**GIVEN INSTRUCTION**
In the data that follows, count each line holding the string "Foto"; answer with the number only.

**INFORMATION SHOWN**
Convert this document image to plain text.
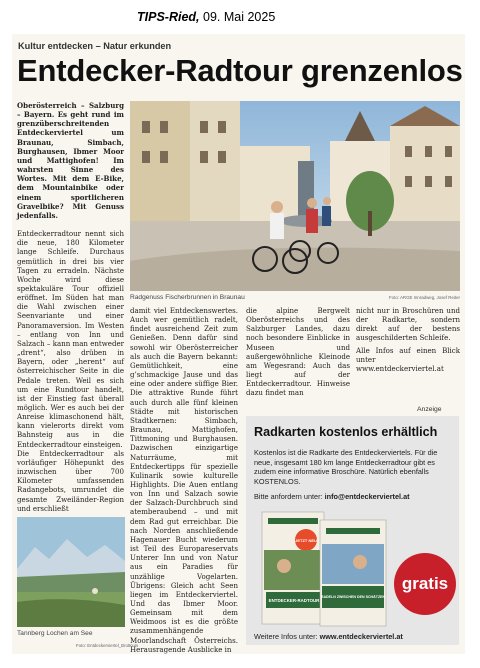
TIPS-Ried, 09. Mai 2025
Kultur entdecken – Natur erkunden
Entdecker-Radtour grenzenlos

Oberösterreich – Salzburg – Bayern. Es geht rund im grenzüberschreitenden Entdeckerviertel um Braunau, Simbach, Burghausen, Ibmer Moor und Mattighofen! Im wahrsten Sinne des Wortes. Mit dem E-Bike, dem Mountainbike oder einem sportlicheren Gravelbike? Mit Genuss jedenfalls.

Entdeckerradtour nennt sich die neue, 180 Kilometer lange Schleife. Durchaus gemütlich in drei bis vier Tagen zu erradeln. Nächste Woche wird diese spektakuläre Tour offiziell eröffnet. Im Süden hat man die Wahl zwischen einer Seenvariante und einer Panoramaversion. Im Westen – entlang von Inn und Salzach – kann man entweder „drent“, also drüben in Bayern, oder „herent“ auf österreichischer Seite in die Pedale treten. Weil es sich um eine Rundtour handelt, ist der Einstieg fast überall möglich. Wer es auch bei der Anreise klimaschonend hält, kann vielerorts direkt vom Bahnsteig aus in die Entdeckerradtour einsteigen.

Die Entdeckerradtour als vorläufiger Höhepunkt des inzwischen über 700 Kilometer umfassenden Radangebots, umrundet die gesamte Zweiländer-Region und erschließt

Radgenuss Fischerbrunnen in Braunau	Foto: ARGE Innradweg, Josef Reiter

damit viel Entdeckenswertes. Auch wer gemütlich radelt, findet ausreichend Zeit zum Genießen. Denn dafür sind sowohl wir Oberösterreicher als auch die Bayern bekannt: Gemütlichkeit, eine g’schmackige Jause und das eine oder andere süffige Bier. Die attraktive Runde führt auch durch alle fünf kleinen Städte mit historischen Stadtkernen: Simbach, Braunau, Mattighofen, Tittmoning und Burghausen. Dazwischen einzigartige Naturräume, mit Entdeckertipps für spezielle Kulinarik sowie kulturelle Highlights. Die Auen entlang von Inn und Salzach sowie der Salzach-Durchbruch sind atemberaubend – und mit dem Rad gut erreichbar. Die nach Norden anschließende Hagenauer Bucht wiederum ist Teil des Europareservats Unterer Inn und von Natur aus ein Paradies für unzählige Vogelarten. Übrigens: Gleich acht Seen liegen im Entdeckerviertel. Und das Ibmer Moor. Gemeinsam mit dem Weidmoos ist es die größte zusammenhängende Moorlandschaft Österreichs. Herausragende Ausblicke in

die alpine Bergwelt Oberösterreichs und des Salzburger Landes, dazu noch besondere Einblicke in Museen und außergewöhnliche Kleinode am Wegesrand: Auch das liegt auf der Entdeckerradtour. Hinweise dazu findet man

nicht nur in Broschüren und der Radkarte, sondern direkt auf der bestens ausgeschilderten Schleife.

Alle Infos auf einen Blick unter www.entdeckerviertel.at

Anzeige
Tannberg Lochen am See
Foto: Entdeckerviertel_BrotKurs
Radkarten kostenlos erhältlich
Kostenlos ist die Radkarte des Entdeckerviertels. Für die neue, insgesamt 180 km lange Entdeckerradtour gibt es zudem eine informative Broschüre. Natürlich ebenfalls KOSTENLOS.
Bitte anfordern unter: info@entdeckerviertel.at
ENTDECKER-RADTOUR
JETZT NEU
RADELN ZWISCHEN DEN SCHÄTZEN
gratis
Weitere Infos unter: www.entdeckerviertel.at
...
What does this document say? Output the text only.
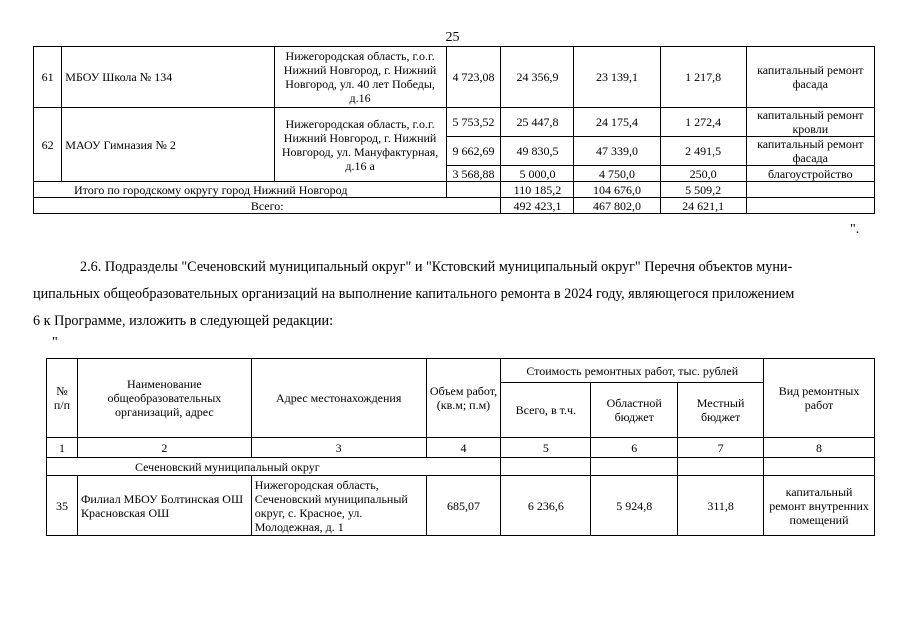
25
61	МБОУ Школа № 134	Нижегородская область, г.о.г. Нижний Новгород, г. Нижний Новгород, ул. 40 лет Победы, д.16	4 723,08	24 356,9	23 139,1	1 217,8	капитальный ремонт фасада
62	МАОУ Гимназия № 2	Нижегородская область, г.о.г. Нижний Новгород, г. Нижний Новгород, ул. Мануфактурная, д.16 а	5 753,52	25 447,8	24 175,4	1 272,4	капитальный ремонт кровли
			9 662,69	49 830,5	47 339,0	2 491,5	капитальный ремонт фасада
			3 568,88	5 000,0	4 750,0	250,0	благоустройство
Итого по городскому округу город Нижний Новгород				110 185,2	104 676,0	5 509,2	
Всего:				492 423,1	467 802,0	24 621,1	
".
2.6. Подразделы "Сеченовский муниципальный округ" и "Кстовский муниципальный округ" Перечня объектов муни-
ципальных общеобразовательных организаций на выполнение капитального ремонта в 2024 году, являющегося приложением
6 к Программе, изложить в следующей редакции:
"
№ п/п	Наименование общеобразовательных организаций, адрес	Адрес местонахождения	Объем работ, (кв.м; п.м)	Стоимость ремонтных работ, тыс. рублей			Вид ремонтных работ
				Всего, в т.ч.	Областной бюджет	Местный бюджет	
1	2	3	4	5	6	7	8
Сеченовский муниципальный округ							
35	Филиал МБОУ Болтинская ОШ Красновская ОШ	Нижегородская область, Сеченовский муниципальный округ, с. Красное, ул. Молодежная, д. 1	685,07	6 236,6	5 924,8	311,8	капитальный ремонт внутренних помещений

**REPLY**
2